• **What you are asked to do**
Below you will find a set of lines. Repeat them all exactly.

• **Dataset records**
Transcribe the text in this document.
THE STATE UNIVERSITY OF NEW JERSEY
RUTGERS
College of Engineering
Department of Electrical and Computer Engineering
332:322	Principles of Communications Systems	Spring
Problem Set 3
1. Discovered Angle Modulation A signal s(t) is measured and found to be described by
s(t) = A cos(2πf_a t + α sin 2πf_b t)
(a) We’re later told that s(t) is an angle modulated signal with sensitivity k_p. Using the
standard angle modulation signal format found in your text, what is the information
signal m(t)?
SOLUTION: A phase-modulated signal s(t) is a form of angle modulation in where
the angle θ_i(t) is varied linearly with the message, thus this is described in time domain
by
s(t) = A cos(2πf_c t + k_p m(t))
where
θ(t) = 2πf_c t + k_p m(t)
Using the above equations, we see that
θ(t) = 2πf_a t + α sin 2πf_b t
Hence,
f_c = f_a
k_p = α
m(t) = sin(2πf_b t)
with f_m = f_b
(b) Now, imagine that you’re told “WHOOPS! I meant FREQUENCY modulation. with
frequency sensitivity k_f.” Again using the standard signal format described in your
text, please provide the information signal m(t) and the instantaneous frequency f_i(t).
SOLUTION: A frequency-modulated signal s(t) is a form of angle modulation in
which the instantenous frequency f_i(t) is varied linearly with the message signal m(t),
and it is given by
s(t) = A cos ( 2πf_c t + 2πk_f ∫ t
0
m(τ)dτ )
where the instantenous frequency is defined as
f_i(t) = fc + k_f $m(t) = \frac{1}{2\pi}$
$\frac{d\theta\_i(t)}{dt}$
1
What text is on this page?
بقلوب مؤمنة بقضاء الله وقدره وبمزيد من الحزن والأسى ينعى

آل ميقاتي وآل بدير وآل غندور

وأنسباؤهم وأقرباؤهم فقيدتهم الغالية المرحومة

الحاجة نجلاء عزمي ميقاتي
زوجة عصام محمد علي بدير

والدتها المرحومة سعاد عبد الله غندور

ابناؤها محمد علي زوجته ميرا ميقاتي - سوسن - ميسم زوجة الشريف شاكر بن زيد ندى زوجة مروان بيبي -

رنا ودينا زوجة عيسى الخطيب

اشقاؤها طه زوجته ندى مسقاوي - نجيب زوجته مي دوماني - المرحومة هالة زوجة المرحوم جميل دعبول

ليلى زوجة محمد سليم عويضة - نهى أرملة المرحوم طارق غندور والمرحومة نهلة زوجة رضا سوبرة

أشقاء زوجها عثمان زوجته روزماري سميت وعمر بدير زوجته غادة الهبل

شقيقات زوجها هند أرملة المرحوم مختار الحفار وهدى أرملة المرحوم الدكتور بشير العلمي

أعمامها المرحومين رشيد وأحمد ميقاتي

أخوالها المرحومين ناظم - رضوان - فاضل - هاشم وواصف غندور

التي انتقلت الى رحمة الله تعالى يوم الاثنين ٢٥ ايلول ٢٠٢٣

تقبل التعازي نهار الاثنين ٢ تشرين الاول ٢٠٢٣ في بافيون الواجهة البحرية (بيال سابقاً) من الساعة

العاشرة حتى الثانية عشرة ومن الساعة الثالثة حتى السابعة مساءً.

• **Correct result**
Transcribe the text in this document.
THE STATE UNIVERSITY OF NEW JERSEY
RUTGERS
College of Engineering
Department of Electrical and Computer Engineering
332:322	Principles of Communications Systems	Spring
Problem Set 3
1. Discovered Angle Modulation A signal s(t) is measured and found to be described by
s(t) = A cos(2πf_a t + α sin 2πf_b t)
(a) We’re later told that s(t) is an angle modulated signal with sensitivity k_p. Using the
standard angle modulation signal format found in your text, what is the information
signal m(t)?
SOLUTION: A phase-modulated signal s(t) is a form of angle modulation in where
the angle θ_i(t) is varied linearly with the message, thus this is described in time domain
by
s(t) = A cos(2πf_c t + k_p m(t))
where
θ(t) = 2πf_c t + k_p m(t)
Using the above equations, we see that
θ(t) = 2πf_a t + α sin 2πf_b t
Hence,
f_c = f_a
k_p = α
m(t) = sin(2πf_b t)
with f_m = f_b
(b) Now, imagine that you’re told “WHOOPS! I meant FREQUENCY modulation. with
frequency sensitivity k_f.” Again using the standard signal format described in your
text, please provide the information signal m(t) and the instantaneous frequency f_i(t).
SOLUTION: A frequency-modulated signal s(t) is a form of angle modulation in
which the instantenous frequency f_i(t) is varied linearly with the message signal m(t),
and it is given by
s(t) = A cos ( 2πf_c t + 2πk_f ∫ t
0
m(τ)dτ )
where the instantenous frequency is defined as
f_i(t) = fc + k_f $m(t) = \frac{1}{2\pi}$
$\frac{d\theta\_i(t)}{dt}$
1
What text is on this page?
بقلوب مؤمنة بقضاء الله وقدره وبمزيد من الحزن والأسى ينعى

آل ميقاتي وآل بدير وآل غندور

وأنسباؤهم وأقرباؤهم فقيدتهم الغالية المرحومة

الحاجة نجلاء عزمي ميقاتي
زوجة عصام محمد علي بدير

والدتها المرحومة سعاد عبد الله غندور

ابناؤها محمد علي زوجته ميرا ميقاتي - سوسن - ميسم زوجة الشريف شاكر بن زيد ندى زوجة مروان بيبي -

رنا ودينا زوجة عيسى الخطيب

اشقاؤها طه زوجته ندى مسقاوي - نجيب زوجته مي دوماني - المرحومة هالة زوجة المرحوم جميل دعبول

ليلى زوجة محمد سليم عويضة - نهى أرملة المرحوم طارق غندور والمرحومة نهلة زوجة رضا سوبرة

أشقاء زوجها عثمان زوجته روزماري سميت وعمر بدير زوجته غادة الهبل

شقيقات زوجها هند أرملة المرحوم مختار الحفار وهدى أرملة المرحوم الدكتور بشير العلمي

أعمامها المرحومين رشيد وأحمد ميقاتي

أخوالها المرحومين ناظم - رضوان - فاضل - هاشم وواصف غندور

التي انتقلت الى رحمة الله تعالى يوم الاثنين ٢٥ ايلول ٢٠٢٣

تقبل التعازي نهار الاثنين ٢ تشرين الاول ٢٠٢٣ في بافيون الواجهة البحرية (بيال سابقاً) من الساعة

العاشرة حتى الثانية عشرة ومن الساعة الثالثة حتى السابعة مساءً.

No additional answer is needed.